### YOUR TASK
Put every line of the rows below into a numbered list, leaving out any blank lines.

### SOURCE MATERIAL
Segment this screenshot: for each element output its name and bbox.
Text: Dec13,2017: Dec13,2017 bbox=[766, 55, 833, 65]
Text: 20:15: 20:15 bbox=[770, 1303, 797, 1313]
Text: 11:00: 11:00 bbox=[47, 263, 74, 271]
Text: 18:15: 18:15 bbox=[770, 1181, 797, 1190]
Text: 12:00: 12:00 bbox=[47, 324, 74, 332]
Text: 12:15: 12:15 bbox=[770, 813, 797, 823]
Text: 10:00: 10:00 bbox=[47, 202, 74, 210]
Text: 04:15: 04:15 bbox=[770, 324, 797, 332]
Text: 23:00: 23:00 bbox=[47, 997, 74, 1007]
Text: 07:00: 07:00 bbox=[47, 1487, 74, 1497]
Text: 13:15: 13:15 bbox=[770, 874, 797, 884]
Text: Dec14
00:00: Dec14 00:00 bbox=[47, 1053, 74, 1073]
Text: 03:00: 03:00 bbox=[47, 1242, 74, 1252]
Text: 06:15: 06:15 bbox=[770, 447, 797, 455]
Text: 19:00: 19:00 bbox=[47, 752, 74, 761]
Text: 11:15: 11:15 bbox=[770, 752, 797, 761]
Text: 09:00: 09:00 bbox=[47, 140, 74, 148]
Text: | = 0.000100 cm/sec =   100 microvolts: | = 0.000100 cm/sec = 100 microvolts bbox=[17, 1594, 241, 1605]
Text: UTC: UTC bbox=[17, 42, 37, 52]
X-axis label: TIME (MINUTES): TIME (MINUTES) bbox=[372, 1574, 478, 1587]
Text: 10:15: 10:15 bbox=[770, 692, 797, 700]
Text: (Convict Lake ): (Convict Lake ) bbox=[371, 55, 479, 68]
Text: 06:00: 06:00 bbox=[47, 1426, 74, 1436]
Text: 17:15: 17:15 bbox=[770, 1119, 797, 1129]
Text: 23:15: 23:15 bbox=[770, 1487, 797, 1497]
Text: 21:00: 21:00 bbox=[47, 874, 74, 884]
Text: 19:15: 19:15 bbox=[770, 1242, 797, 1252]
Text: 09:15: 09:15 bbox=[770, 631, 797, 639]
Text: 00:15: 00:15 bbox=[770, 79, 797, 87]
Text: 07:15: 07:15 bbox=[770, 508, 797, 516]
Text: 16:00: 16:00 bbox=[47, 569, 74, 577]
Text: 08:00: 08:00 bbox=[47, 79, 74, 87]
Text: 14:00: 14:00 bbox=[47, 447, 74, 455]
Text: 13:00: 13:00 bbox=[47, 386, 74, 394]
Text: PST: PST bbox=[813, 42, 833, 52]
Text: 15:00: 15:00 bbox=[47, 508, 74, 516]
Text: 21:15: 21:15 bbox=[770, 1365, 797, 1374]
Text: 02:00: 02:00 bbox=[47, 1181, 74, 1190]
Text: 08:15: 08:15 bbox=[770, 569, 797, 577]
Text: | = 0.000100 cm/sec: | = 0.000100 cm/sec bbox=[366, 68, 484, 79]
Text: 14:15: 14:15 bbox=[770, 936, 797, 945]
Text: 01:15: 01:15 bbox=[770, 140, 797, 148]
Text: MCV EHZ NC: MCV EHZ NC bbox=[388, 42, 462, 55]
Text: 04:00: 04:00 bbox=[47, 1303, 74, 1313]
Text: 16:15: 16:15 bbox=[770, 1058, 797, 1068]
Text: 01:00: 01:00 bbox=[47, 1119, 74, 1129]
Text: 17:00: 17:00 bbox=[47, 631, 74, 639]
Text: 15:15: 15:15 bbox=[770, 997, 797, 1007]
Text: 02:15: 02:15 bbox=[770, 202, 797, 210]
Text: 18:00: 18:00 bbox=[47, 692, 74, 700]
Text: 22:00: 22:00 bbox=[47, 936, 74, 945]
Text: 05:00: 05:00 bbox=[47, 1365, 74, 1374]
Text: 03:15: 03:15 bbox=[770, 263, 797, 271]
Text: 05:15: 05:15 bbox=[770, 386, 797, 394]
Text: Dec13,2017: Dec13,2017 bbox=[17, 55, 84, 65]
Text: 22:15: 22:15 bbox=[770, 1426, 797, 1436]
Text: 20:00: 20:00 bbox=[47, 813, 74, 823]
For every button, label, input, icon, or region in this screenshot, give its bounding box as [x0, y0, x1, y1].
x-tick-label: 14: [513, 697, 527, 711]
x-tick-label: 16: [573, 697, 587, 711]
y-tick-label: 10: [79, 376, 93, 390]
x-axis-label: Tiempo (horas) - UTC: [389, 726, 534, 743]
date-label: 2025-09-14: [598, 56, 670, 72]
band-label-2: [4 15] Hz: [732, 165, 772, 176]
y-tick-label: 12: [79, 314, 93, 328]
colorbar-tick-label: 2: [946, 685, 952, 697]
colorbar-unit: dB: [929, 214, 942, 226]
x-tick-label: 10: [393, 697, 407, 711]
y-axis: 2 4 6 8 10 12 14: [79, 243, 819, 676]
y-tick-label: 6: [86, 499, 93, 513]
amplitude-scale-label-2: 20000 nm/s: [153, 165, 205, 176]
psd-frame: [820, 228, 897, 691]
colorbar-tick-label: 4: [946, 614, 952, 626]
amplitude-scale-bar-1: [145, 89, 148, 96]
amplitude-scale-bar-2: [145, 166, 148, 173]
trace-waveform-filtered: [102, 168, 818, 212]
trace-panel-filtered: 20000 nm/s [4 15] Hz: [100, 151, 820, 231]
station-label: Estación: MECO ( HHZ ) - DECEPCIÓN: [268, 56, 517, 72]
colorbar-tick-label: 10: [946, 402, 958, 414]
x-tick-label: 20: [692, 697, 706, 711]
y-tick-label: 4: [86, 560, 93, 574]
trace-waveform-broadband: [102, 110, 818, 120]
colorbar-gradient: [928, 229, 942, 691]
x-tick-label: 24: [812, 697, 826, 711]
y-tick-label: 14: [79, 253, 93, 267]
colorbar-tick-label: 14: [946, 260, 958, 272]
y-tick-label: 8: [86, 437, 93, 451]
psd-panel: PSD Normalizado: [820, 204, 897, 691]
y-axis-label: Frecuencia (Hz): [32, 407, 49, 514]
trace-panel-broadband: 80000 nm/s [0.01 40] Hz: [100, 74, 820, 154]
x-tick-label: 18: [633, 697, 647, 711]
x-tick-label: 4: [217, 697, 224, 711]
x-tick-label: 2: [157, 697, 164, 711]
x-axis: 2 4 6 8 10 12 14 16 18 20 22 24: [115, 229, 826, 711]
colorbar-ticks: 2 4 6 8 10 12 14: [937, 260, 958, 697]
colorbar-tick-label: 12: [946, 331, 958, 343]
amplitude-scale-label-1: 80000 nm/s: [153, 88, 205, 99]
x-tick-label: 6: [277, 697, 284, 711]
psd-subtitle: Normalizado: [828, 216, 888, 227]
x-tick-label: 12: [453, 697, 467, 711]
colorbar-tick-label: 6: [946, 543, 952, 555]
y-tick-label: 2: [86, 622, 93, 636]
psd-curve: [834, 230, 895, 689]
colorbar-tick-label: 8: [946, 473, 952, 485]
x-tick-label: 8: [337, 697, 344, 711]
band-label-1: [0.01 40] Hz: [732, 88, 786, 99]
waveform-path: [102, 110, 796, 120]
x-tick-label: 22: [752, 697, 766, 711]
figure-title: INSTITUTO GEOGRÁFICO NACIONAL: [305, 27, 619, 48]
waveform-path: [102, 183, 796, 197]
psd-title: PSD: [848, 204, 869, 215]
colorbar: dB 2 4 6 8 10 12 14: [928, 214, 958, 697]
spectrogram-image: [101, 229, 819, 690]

### THE COMPLETED TASK
1. Segment this screenshot: for each element output its name and bbox.
2. Text: Dec13,2017: Dec13,2017 bbox=[766, 55, 833, 65]
3. Text: 20:15: 20:15 bbox=[770, 1303, 797, 1313]
4. Text: 11:00: 11:00 bbox=[47, 263, 74, 271]
5. Text: 18:15: 18:15 bbox=[770, 1181, 797, 1190]
6. Text: 12:00: 12:00 bbox=[47, 324, 74, 332]
7. Text: 12:15: 12:15 bbox=[770, 813, 797, 823]
8. Text: 10:00: 10:00 bbox=[47, 202, 74, 210]
9. Text: 04:15: 04:15 bbox=[770, 324, 797, 332]
10. Text: 23:00: 23:00 bbox=[47, 997, 74, 1007]
11. Text: 07:00: 07:00 bbox=[47, 1487, 74, 1497]
12. Text: 13:15: 13:15 bbox=[770, 874, 797, 884]
13. Text: Dec14
14. 00:00: Dec14 00:00 bbox=[47, 1053, 74, 1073]
15. Text: 03:00: 03:00 bbox=[47, 1242, 74, 1252]
16. Text: 06:15: 06:15 bbox=[770, 447, 797, 455]
17. Text: 19:00: 19:00 bbox=[47, 752, 74, 761]
18. Text: 11:15: 11:15 bbox=[770, 752, 797, 761]
19. Text: 09:00: 09:00 bbox=[47, 140, 74, 148]
20. Text: | = 0.000100 cm/sec =   100 microvolts: | = 0.000100 cm/sec = 100 microvolts bbox=[17, 1594, 241, 1605]
21. Text: UTC: UTC bbox=[17, 42, 37, 52]
22. X-axis label: TIME (MINUTES): TIME (MINUTES) bbox=[372, 1574, 478, 1587]
23. Text: 10:15: 10:15 bbox=[770, 692, 797, 700]
24. Text: (Convict Lake ): (Convict Lake ) bbox=[371, 55, 479, 68]
25. Text: 06:00: 06:00 bbox=[47, 1426, 74, 1436]
26. Text: 17:15: 17:15 bbox=[770, 1119, 797, 1129]
27. Text: 23:15: 23:15 bbox=[770, 1487, 797, 1497]
28. Text: 21:00: 21:00 bbox=[47, 874, 74, 884]
29. Text: 19:15: 19:15 bbox=[770, 1242, 797, 1252]
30. Text: 09:15: 09:15 bbox=[770, 631, 797, 639]
31. Text: 00:15: 00:15 bbox=[770, 79, 797, 87]
32. Text: 07:15: 07:15 bbox=[770, 508, 797, 516]
33. Text: 16:00: 16:00 bbox=[47, 569, 74, 577]
34. Text: 08:00: 08:00 bbox=[47, 79, 74, 87]
35. Text: 14:00: 14:00 bbox=[47, 447, 74, 455]
36. Text: 13:00: 13:00 bbox=[47, 386, 74, 394]
37. Text: PST: PST bbox=[813, 42, 833, 52]
38. Text: 15:00: 15:00 bbox=[47, 508, 74, 516]
39. Text: 21:15: 21:15 bbox=[770, 1365, 797, 1374]
40. Text: 02:00: 02:00 bbox=[47, 1181, 74, 1190]
41. Text: 08:15: 08:15 bbox=[770, 569, 797, 577]
42. Text: | = 0.000100 cm/sec: | = 0.000100 cm/sec bbox=[366, 68, 484, 79]
43. Text: 14:15: 14:15 bbox=[770, 936, 797, 945]
44. Text: 01:15: 01:15 bbox=[770, 140, 797, 148]
45. Text: MCV EHZ NC: MCV EHZ NC bbox=[388, 42, 462, 55]
46. Text: 04:00: 04:00 bbox=[47, 1303, 74, 1313]
47. Text: 16:15: 16:15 bbox=[770, 1058, 797, 1068]
48. Text: 01:00: 01:00 bbox=[47, 1119, 74, 1129]
49. Text: 17:00: 17:00 bbox=[47, 631, 74, 639]
50. Text: 15:15: 15:15 bbox=[770, 997, 797, 1007]
51. Text: 02:15: 02:15 bbox=[770, 202, 797, 210]
52. Text: 18:00: 18:00 bbox=[47, 692, 74, 700]
53. Text: 22:00: 22:00 bbox=[47, 936, 74, 945]
54. Text: 05:00: 05:00 bbox=[47, 1365, 74, 1374]
55. Text: 03:15: 03:15 bbox=[770, 263, 797, 271]
56. Text: 05:15: 05:15 bbox=[770, 386, 797, 394]
57. Text: Dec13,2017: Dec13,2017 bbox=[17, 55, 84, 65]
58. Text: 22:15: 22:15 bbox=[770, 1426, 797, 1436]
59. Text: 20:00: 20:00 bbox=[47, 813, 74, 823]
60. For every button, label, input, icon, or region in this screenshot, give its bounding box as [x0, y0, x1, y1].
61. x-tick-label: 14: [513, 697, 527, 711]
62. x-tick-label: 16: [573, 697, 587, 711]
63. y-tick-label: 10: [79, 376, 93, 390]
64. x-axis-label: Tiempo (horas) - UTC: [389, 726, 534, 743]
65. date-label: 2025-09-14: [598, 56, 670, 72]
66. band-label-2: [4 15] Hz: [732, 165, 772, 176]
67. y-tick-label: 12: [79, 314, 93, 328]
68. colorbar-tick-label: 2: [946, 685, 952, 697]
69. colorbar-unit: dB: [929, 214, 942, 226]
70. x-tick-label: 10: [393, 697, 407, 711]
71. y-axis: 2 4 6 8 10 12 14: [79, 243, 819, 676]
72. y-tick-label: 6: [86, 499, 93, 513]
73. amplitude-scale-label-2: 20000 nm/s: [153, 165, 205, 176]
74. psd-frame: [820, 228, 897, 691]
75. colorbar-tick-label: 4: [946, 614, 952, 626]
76. amplitude-scale-bar-1: [145, 89, 148, 96]
77. amplitude-scale-bar-2: [145, 166, 148, 173]
78. trace-waveform-filtered: [102, 168, 818, 212]
79. trace-panel-filtered: 20000 nm/s [4 15] Hz: [100, 151, 820, 231]
80. station-label: Estación: MECO ( HHZ ) - DECEPCIÓN: [268, 56, 517, 72]
81. colorbar-tick-label: 10: [946, 402, 958, 414]
82. x-tick-label: 20: [692, 697, 706, 711]
83. y-tick-label: 4: [86, 560, 93, 574]
84. trace-waveform-broadband: [102, 110, 818, 120]
85. colorbar-gradient: [928, 229, 942, 691]
86. x-tick-label: 24: [812, 697, 826, 711]
87. y-tick-label: 14: [79, 253, 93, 267]
88. colorbar-tick-label: 14: [946, 260, 958, 272]
89. y-tick-label: 8: [86, 437, 93, 451]
90. psd-panel: PSD Normalizado: [820, 204, 897, 691]
91. y-axis-label: Frecuencia (Hz): [32, 407, 49, 514]
92. trace-panel-broadband: 80000 nm/s [0.01 40] Hz: [100, 74, 820, 154]
93. x-tick-label: 18: [633, 697, 647, 711]
94. x-tick-label: 4: [217, 697, 224, 711]
95. x-tick-label: 2: [157, 697, 164, 711]
96. x-axis: 2 4 6 8 10 12 14 16 18 20 22 24: [115, 229, 826, 711]
97. colorbar-ticks: 2 4 6 8 10 12 14: [937, 260, 958, 697]
98. colorbar-tick-label: 12: [946, 331, 958, 343]
99. amplitude-scale-label-1: 80000 nm/s: [153, 88, 205, 99]
100. x-tick-label: 6: [277, 697, 284, 711]
101. psd-subtitle: Normalizado: [828, 216, 888, 227]
102. x-tick-label: 12: [453, 697, 467, 711]
103. colorbar-tick-label: 6: [946, 543, 952, 555]
104. y-tick-label: 2: [86, 622, 93, 636]
105. psd-curve: [834, 230, 895, 689]
106. colorbar-tick-label: 8: [946, 473, 952, 485]
107. x-tick-label: 8: [337, 697, 344, 711]
108. band-label-1: [0.01 40] Hz: [732, 88, 786, 99]
109. waveform-path: [102, 110, 796, 120]
110. x-tick-label: 22: [752, 697, 766, 711]
111. figure-title: INSTITUTO GEOGRÁFICO NACIONAL: [305, 27, 619, 48]
112. waveform-path: [102, 183, 796, 197]
113. psd-title: PSD: [848, 204, 869, 215]
114. colorbar: dB 2 4 6 8 10 12 14: [928, 214, 958, 697]
115. spectrogram-image: [101, 229, 819, 690]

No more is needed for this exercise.